• Consigne A: D'après l'article sur le spectacle Makers, à quelles dates peut-on le voir aux SUBS ?
• Consigne B: Dans l'article sur le spectacle Makers, restituez mot pour mot le passage qui commence par les mots contenant « Vous avez travaillé » et se termine par « Juan Loriente ? ».
• Consigne C: Quelles sont les œuvres d'écrivains ou de cinéastes d'après lesquelles Oscar Gómez Mata a déjà travaillé, selon l'article sur le spectacle Makers ? Donnez chaque titre avec son auteur.

• Texte fourni:
===============

Makers : faire et défaire

Article publi-rédactionnel / Déjouer le réel, s’inventer des possibles, si possible avec légèreté et rire, c’est tout le programme de Makers à voir aux SUBS du 18 au 20 janvier. Le metteur en scène et comédien espagnol Oscar Gómez Mata est en duo avec son compatriote Juan Loriente. Avant de rejoindre la scène, il nous présente cette récente création.

Vous avez travaillé d’après les œuvres des écrivains Robert Louis Stevenson (La Maison d’Antan, 2004) et Alfred Jarry (¡Ubu!, 2000) ainsi que du cinéaste Lars von Trier (Le Royaume, 2019, Le Direktør, 2017), comment Jorge-Luis Borgès intervient-il dans Makers sans pour autant que ses écrits ne soient cités ?

Oscar Gómez Mata : Dans Makers, Borgès est comme une ombre qui plane mais on ne travaille pas directement avec les textes. Un des premiers motifs de ce travail est en fait un livre de l’écrivain et du physicien espagnol Agustín Fernández Mallo qui a écrit un remake de El Hacedor de Borgès.

Est-ce que la véritable origine du spectacle Makers (aux SUBS du 18 au 20 janvier) est une commande du Azkuna Zentroa, centre culturel à Bilbao, et l’envie de travailler avec l’acteur Juan Loriente ?

===============

• Données enregistrées:
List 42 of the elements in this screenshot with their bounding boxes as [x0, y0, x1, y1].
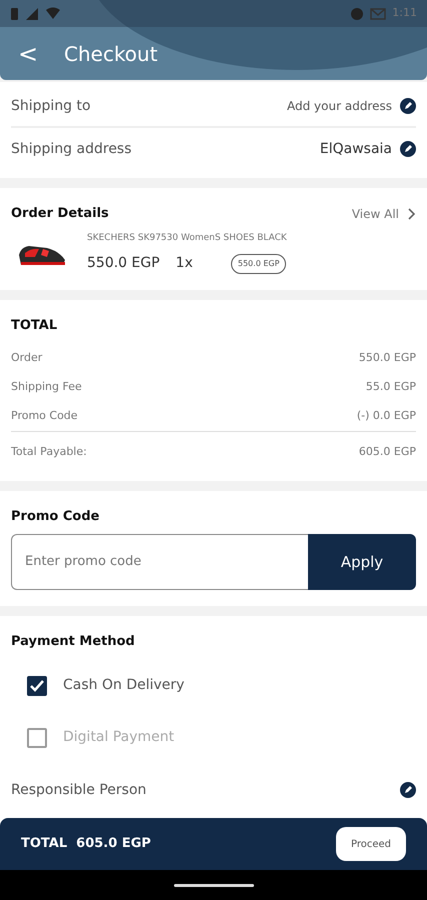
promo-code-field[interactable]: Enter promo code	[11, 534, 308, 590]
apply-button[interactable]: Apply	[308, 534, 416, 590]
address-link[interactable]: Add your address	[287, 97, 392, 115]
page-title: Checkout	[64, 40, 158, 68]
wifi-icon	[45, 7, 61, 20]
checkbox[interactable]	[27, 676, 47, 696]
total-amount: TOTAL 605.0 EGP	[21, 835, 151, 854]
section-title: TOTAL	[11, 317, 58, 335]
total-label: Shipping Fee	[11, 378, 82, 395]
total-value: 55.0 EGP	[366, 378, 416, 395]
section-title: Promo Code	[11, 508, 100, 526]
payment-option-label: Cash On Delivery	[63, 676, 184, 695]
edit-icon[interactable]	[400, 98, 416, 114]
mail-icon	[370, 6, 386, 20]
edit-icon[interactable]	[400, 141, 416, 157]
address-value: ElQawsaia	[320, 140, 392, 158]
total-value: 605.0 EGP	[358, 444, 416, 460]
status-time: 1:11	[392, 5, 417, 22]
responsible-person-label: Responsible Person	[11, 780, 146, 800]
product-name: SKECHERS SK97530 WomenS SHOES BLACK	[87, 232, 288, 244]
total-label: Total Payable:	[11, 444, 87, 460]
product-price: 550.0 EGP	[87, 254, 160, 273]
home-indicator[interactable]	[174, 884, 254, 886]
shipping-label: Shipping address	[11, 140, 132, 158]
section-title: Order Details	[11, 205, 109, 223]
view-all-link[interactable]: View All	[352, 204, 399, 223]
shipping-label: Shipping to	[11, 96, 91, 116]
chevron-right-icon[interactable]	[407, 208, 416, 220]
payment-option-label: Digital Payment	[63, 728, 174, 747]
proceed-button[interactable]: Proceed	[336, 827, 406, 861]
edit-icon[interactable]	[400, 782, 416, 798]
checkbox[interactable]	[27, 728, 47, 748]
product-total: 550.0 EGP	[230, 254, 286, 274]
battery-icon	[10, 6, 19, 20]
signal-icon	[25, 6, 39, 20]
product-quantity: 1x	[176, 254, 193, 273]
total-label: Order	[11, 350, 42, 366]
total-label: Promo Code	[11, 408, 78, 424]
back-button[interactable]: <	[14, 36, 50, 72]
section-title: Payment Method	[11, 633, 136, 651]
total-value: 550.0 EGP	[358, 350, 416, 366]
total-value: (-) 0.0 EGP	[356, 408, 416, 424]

===============

• Réponse A: Du 18 au 20 janvier.

• Réponse B:
Vous avez travaillé d’après les œuvres des écrivains Robert Louis Stevenson (La Maison d’Antan, 2004) et Alfred Jarry (¡Ubu!, 2000) ainsi que du cinéaste Lars von Trier (Le Royaume, 2019, Le Direktør, 2017), comment Jorge-Luis Borgès intervient-il dans Makers sans pour autant que ses écrits ne soient cités ?

Oscar Gómez Mata : Dans Makers, Borgès est comme une ombre qui plane mais on ne travaille pas directement avec les textes. Un des premiers motifs de ce travail est en fait un livre de l’écrivain et du physicien espagnol Agustín Fernández Mallo qui a écrit un remake de El Hacedor de Borgès.

Est-ce que la véritable origine du spectacle Makers (aux SUBS du 18 au 20 janvier) est une commande du Azkuna Zentroa, centre culturel à Bilbao, et l’envie de travailler avec l’acteur Juan Loriente ?

• Réponse C:
- La Maison d'Antan, d'après Robert Louis Stevenson
- ¡Ubu!, d'après Alfred Jarry
- Le Royaume, d'après Lars von Trier
- Le Direktør, d'après Lars von Trier